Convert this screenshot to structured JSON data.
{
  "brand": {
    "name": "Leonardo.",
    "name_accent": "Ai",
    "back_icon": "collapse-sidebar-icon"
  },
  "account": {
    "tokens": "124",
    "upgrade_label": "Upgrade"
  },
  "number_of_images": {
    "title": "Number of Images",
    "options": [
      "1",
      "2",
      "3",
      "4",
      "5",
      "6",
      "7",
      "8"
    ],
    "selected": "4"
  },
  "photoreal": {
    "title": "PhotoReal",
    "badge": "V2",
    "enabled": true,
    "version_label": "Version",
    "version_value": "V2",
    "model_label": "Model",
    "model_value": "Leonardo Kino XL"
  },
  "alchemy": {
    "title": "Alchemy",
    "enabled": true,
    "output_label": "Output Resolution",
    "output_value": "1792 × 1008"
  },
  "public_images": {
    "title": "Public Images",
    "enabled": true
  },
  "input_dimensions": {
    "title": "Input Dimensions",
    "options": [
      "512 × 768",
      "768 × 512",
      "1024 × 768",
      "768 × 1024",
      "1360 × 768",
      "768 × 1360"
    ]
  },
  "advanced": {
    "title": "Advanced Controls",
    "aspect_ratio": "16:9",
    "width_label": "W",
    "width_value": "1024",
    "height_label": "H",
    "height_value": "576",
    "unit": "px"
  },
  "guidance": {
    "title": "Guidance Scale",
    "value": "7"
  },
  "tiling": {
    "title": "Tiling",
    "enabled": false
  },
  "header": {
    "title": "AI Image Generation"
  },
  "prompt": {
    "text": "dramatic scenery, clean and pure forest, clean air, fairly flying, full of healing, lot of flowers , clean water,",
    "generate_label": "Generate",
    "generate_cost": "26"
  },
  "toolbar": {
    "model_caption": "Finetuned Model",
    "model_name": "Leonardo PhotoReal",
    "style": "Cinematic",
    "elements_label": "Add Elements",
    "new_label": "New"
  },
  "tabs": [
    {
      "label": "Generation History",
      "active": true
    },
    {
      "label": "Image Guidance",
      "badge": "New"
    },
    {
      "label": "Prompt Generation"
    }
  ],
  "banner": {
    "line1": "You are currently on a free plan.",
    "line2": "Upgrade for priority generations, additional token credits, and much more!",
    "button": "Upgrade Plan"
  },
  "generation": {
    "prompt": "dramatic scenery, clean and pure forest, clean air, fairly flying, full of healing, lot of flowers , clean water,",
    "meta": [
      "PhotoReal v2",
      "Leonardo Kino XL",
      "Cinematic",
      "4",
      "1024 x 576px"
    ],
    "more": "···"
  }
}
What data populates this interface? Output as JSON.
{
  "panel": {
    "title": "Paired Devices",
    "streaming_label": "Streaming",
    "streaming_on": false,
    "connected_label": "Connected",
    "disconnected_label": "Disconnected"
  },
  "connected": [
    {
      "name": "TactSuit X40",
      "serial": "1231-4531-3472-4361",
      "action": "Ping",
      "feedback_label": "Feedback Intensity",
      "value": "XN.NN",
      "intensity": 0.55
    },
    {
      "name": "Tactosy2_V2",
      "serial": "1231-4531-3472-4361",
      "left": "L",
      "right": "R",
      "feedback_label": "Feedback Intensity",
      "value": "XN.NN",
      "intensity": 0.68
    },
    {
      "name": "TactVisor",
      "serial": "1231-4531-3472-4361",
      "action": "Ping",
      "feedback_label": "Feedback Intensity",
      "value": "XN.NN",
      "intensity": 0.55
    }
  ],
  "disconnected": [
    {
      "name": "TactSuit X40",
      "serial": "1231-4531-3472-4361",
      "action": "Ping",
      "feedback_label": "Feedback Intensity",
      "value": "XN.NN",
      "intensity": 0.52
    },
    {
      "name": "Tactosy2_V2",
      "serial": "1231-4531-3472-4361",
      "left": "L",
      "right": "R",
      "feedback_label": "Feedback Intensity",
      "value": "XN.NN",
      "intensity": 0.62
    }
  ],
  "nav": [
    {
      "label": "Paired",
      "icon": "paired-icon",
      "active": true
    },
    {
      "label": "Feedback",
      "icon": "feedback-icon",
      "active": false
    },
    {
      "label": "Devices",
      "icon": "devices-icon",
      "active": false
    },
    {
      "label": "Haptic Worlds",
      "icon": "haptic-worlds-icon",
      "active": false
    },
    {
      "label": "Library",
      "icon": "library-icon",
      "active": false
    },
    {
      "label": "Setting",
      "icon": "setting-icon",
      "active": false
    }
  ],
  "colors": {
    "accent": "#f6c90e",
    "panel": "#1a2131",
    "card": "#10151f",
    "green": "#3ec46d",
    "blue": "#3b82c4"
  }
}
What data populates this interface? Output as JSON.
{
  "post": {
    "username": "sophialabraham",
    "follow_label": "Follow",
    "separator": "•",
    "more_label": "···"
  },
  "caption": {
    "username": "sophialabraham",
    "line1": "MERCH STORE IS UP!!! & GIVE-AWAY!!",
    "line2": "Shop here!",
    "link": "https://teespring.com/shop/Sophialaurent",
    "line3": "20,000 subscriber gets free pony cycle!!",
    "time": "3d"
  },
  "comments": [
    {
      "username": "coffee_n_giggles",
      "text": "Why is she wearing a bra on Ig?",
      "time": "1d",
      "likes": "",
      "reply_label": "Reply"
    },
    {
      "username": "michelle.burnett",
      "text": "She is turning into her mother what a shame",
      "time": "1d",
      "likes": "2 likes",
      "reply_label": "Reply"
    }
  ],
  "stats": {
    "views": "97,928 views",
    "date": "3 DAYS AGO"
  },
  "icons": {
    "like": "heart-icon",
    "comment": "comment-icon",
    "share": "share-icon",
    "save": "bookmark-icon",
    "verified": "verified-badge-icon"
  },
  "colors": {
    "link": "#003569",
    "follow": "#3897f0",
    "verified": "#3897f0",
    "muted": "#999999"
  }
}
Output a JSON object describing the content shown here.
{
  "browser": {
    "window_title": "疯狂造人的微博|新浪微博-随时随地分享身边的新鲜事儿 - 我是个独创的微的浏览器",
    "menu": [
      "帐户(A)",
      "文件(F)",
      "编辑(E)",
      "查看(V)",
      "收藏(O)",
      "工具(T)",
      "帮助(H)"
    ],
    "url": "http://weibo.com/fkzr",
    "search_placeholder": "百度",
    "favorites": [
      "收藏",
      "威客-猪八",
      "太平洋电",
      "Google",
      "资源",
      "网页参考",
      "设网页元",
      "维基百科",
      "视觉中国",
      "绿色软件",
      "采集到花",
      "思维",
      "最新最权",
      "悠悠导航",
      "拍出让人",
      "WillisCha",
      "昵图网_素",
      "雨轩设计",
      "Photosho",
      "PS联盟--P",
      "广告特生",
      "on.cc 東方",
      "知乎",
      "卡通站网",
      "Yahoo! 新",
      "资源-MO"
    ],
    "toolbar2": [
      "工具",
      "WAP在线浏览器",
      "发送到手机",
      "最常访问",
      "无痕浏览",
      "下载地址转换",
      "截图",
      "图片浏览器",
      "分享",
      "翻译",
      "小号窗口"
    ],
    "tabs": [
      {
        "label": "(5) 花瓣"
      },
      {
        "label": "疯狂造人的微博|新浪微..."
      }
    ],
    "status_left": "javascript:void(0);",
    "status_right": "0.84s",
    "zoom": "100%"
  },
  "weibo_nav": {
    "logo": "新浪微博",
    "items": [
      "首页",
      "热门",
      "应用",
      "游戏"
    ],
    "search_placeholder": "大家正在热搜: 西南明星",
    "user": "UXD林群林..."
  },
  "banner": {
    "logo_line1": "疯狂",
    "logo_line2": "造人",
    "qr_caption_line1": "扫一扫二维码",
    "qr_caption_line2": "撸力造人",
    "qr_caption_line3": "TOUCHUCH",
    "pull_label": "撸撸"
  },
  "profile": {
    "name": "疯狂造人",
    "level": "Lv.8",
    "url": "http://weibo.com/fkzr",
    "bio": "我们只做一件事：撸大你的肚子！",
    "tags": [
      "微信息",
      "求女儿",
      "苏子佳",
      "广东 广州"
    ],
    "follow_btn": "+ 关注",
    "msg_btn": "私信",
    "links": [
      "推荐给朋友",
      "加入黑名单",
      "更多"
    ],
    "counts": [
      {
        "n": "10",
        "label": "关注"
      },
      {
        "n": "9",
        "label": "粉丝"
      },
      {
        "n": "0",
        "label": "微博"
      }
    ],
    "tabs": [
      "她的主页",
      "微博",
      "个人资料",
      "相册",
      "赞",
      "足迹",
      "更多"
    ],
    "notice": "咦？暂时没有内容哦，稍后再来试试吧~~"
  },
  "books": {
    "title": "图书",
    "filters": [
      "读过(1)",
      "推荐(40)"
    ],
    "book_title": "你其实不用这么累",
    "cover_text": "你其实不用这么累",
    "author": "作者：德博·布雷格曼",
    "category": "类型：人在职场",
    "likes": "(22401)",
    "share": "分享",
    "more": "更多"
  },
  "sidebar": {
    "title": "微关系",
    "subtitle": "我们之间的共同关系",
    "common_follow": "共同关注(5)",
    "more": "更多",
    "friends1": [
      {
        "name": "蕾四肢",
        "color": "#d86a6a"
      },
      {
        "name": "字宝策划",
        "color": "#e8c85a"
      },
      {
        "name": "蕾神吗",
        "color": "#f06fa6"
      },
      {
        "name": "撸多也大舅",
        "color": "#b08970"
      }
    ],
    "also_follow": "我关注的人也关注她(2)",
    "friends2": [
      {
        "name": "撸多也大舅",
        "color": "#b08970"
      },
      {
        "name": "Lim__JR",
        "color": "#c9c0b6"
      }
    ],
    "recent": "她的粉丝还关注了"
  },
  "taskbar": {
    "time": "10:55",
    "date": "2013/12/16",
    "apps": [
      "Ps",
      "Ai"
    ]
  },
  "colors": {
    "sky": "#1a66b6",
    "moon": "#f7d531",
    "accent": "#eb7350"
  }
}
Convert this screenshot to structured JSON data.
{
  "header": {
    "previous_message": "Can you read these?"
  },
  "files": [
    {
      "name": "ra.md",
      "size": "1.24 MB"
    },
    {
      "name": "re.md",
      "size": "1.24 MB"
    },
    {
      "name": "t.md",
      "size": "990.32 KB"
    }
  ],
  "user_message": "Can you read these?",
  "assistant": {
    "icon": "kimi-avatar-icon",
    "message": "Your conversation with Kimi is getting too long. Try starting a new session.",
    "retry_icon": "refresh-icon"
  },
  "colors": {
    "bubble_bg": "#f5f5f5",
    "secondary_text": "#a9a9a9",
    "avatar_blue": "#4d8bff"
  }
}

- - - -

- [Request]: Find each line holding the word "疯狂造人的微博" and copy it.

- [Solution to this task]:
    "window_title": "疯狂造人的微博|新浪微博-随时随地分享身边的新鲜事儿 - 我是个独创的微的浏览器",
        "label": "疯狂造人的微博|新浪微..."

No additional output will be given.